╭─ Data supplied

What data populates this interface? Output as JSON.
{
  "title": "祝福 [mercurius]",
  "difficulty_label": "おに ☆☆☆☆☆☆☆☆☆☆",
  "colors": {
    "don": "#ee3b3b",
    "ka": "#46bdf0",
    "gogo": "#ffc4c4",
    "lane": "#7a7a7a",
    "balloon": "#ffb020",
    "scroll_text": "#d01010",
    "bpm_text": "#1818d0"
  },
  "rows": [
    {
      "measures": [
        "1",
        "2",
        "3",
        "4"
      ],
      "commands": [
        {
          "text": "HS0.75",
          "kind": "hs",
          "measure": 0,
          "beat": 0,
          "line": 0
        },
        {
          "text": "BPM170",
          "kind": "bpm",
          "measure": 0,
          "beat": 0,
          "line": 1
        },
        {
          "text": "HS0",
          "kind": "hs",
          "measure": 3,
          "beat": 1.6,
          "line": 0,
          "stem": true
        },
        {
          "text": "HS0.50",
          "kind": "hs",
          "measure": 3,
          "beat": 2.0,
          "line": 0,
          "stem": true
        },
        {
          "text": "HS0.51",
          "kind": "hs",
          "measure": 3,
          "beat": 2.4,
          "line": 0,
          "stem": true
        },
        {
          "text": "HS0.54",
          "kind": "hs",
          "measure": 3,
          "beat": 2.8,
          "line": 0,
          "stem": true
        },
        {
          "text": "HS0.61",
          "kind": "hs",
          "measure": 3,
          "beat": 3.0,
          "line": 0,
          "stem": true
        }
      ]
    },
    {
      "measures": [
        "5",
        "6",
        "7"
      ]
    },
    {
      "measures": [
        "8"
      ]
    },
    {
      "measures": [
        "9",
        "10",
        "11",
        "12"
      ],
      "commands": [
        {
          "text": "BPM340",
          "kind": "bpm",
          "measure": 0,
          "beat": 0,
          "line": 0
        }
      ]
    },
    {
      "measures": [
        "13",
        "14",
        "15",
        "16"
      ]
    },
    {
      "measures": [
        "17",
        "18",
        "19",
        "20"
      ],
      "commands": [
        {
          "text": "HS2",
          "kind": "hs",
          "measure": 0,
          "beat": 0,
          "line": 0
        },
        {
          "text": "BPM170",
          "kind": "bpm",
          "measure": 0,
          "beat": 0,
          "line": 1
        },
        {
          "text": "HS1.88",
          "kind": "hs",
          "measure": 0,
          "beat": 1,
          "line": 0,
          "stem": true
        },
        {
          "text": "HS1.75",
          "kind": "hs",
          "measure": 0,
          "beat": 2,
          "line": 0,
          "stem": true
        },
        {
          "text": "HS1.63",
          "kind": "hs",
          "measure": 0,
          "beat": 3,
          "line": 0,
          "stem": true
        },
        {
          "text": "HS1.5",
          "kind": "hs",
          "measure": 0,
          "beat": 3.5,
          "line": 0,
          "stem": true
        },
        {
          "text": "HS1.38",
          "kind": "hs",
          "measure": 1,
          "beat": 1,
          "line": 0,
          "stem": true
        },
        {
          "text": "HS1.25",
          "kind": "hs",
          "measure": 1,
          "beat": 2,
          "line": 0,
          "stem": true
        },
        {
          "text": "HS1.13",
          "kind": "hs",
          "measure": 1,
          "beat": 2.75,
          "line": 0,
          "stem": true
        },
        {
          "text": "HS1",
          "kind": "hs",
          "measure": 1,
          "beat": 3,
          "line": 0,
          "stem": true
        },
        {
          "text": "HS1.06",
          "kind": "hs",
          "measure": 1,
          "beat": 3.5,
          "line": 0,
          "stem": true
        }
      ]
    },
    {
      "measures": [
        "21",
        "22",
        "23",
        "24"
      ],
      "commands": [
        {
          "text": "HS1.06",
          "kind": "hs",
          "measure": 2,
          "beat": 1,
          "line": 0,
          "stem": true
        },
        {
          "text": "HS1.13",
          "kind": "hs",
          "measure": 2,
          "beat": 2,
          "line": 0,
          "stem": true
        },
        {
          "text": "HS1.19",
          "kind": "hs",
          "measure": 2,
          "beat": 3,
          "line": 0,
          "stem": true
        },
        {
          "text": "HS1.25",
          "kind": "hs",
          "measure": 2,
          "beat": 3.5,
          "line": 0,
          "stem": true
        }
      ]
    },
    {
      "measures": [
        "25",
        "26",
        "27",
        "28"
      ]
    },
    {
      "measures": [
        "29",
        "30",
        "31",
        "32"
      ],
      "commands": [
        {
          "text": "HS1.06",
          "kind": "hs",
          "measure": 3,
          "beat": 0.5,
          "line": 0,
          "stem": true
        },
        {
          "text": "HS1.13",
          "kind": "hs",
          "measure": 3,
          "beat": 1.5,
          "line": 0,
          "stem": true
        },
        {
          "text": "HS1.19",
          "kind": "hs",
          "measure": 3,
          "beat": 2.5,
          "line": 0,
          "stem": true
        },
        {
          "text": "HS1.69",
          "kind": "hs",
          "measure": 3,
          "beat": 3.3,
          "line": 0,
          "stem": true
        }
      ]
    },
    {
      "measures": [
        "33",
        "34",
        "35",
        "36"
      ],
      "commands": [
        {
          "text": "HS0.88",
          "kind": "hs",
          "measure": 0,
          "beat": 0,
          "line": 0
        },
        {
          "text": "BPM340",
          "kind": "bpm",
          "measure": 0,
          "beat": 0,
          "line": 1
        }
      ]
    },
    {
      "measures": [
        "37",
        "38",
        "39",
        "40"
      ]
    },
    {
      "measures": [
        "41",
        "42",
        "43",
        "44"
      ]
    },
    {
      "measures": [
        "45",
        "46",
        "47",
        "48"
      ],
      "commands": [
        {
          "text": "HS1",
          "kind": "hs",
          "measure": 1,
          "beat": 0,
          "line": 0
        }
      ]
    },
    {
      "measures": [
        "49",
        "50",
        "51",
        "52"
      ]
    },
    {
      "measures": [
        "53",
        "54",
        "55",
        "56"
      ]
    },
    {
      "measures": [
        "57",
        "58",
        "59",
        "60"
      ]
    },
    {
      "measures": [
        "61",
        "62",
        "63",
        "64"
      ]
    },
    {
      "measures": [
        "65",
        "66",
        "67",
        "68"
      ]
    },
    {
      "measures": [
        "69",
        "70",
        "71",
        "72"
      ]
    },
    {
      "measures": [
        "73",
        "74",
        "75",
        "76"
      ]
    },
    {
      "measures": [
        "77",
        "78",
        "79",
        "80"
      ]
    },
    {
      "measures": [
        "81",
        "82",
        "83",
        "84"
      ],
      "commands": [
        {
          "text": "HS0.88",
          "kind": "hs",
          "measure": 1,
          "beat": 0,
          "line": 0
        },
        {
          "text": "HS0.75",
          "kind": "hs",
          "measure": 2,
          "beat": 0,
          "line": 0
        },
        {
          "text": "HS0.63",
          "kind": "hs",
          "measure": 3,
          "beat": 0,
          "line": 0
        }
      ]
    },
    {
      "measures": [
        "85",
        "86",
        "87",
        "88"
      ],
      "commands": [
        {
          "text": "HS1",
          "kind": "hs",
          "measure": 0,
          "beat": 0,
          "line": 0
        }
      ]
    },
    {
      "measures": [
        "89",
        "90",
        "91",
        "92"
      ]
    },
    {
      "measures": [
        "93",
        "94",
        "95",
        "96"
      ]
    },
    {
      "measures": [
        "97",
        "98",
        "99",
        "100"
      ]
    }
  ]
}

╰─

The task
Copy out the whole listing exactly.

Solution to the exercise
What data populates this interface? Output as JSON.
{
  "title": "祝福 [mercurius]",
  "difficulty_label": "おに ☆☆☆☆☆☆☆☆☆☆",
  "colors": {
    "don": "#ee3b3b",
    "ka": "#46bdf0",
    "gogo": "#ffc4c4",
    "lane": "#7a7a7a",
    "balloon": "#ffb020",
    "scroll_text": "#d01010",
    "bpm_text": "#1818d0"
  },
  "rows": [
    {
      "measures": [
        "1",
        "2",
        "3",
        "4"
      ],
      "commands": [
        {
          "text": "HS0.75",
          "kind": "hs",
          "measure": 0,
          "beat": 0,
          "line": 0
        },
        {
          "text": "BPM170",
          "kind": "bpm",
          "measure": 0,
          "beat": 0,
          "line": 1
        },
        {
          "text": "HS0",
          "kind": "hs",
          "measure": 3,
          "beat": 1.6,
          "line": 0,
          "stem": true
        },
        {
          "text": "HS0.50",
          "kind": "hs",
          "measure": 3,
          "beat": 2.0,
          "line": 0,
          "stem": true
        },
        {
          "text": "HS0.51",
          "kind": "hs",
          "measure": 3,
          "beat": 2.4,
          "line": 0,
          "stem": true
        },
        {
          "text": "HS0.54",
          "kind": "hs",
          "measure": 3,
          "beat": 2.8,
          "line": 0,
          "stem": true
        },
        {
          "text": "HS0.61",
          "kind": "hs",
          "measure": 3,
          "beat": 3.0,
          "line": 0,
          "stem": true
        }
      ]
    },
    {
      "measures": [
        "5",
        "6",
        "7"
      ]
    },
    {
      "measures": [
        "8"
      ]
    },
    {
      "measures": [
        "9",
        "10",
        "11",
        "12"
      ],
      "commands": [
        {
          "text": "BPM340",
          "kind": "bpm",
          "measure": 0,
          "beat": 0,
          "line": 0
        }
      ]
    },
    {
      "measures": [
        "13",
        "14",
        "15",
        "16"
      ]
    },
    {
      "measures": [
        "17",
        "18",
        "19",
        "20"
      ],
      "commands": [
        {
          "text": "HS2",
          "kind": "hs",
          "measure": 0,
          "beat": 0,
          "line": 0
        },
        {
          "text": "BPM170",
          "kind": "bpm",
          "measure": 0,
          "beat": 0,
          "line": 1
        },
        {
          "text": "HS1.88",
          "kind": "hs",
          "measure": 0,
          "beat": 1,
          "line": 0,
          "stem": true
        },
        {
          "text": "HS1.75",
          "kind": "hs",
          "measure": 0,
          "beat": 2,
          "line": 0,
          "stem": true
        },
        {
          "text": "HS1.63",
          "kind": "hs",
          "measure": 0,
          "beat": 3,
          "line": 0,
          "stem": true
        },
        {
          "text": "HS1.5",
          "kind": "hs",
          "measure": 0,
          "beat": 3.5,
          "line": 0,
          "stem": true
        },
        {
          "text": "HS1.38",
          "kind": "hs",
          "measure": 1,
          "beat": 1,
          "line": 0,
          "stem": true
        },
        {
          "text": "HS1.25",
          "kind": "hs",
          "measure": 1,
          "beat": 2,
          "line": 0,
          "stem": true
        },
        {
          "text": "HS1.13",
          "kind": "hs",
          "measure": 1,
          "beat": 2.75,
          "line": 0,
          "stem": true
        },
        {
          "text": "HS1",
          "kind": "hs",
          "measure": 1,
          "beat": 3,
          "line": 0,
          "stem": true
        },
        {
          "text": "HS1.06",
          "kind": "hs",
          "measure": 1,
          "beat": 3.5,
          "line": 0,
          "stem": true
        }
      ]
    },
    {
      "measures": [
        "21",
        "22",
        "23",
        "24"
      ],
      "commands": [
        {
          "text": "HS1.06",
          "kind": "hs",
          "measure": 2,
          "beat": 1,
          "line": 0,
          "stem": true
        },
        {
          "text": "HS1.13",
          "kind": "hs",
          "measure": 2,
          "beat": 2,
          "line": 0,
          "stem": true
        },
        {
          "text": "HS1.19",
          "kind": "hs",
          "measure": 2,
          "beat": 3,
          "line": 0,
          "stem": true
        },
        {
          "text": "HS1.25",
          "kind": "hs",
          "measure": 2,
          "beat": 3.5,
          "line": 0,
          "stem": true
        }
      ]
    },
    {
      "measures": [
        "25",
        "26",
        "27",
        "28"
      ]
    },
    {
      "measures": [
        "29",
        "30",
        "31",
        "32"
      ],
      "commands": [
        {
          "text": "HS1.06",
          "kind": "hs",
          "measure": 3,
          "beat": 0.5,
          "line": 0,
          "stem": true
        },
        {
          "text": "HS1.13",
          "kind": "hs",
          "measure": 3,
          "beat": 1.5,
          "line": 0,
          "stem": true
        },
        {
          "text": "HS1.19",
          "kind": "hs",
          "measure": 3,
          "beat": 2.5,
          "line": 0,
          "stem": true
        },
        {
          "text": "HS1.69",
          "kind": "hs",
          "measure": 3,
          "beat": 3.3,
          "line": 0,
          "stem": true
        }
      ]
    },
    {
      "measures": [
        "33",
        "34",
        "35",
        "36"
      ],
      "commands": [
        {
          "text": "HS0.88",
          "kind": "hs",
          "measure": 0,
          "beat": 0,
          "line": 0
        },
        {
          "text": "BPM340",
          "kind": "bpm",
          "measure": 0,
          "beat": 0,
          "line": 1
        }
      ]
    },
    {
      "measures": [
        "37",
        "38",
        "39",
        "40"
      ]
    },
    {
      "measures": [
        "41",
        "42",
        "43",
        "44"
      ]
    },
    {
      "measures": [
        "45",
        "46",
        "47",
        "48"
      ],
      "commands": [
        {
          "text": "HS1",
          "kind": "hs",
          "measure": 1,
          "beat": 0,
          "line": 0
        }
      ]
    },
    {
      "measures": [
        "49",
        "50",
        "51",
        "52"
      ]
    },
    {
      "measures": [
        "53",
        "54",
        "55",
        "56"
      ]
    },
    {
      "measures": [
        "57",
        "58",
        "59",
        "60"
      ]
    },
    {
      "measures": [
        "61",
        "62",
        "63",
        "64"
      ]
    },
    {
      "measures": [
        "65",
        "66",
        "67",
        "68"
      ]
    },
    {
      "measures": [
        "69",
        "70",
        "71",
        "72"
      ]
    },
    {
      "measures": [
        "73",
        "74",
        "75",
        "76"
      ]
    },
    {
      "measures": [
        "77",
        "78",
        "79",
        "80"
      ]
    },
    {
      "measures": [
        "81",
        "82",
        "83",
        "84"
      ],
      "commands": [
        {
          "text": "HS0.88",
          "kind": "hs",
          "measure": 1,
          "beat": 0,
          "line": 0
        },
        {
          "text": "HS0.75",
          "kind": "hs",
          "measure": 2,
          "beat": 0,
          "line": 0
        },
        {
          "text": "HS0.63",
          "kind": "hs",
          "measure": 3,
          "beat": 0,
          "line": 0
        }
      ]
    },
    {
      "measures": [
        "85",
        "86",
        "87",
        "88"
      ],
      "commands": [
        {
          "text": "HS1",
          "kind": "hs",
          "measure": 0,
          "beat": 0,
          "line": 0
        }
      ]
    },
    {
      "measures": [
        "89",
        "90",
        "91",
        "92"
      ]
    },
    {
      "measures": [
        "93",
        "94",
        "95",
        "96"
      ]
    },
    {
      "measures": [
        "97",
        "98",
        "99",
        "100"
      ]
    }
  ]
}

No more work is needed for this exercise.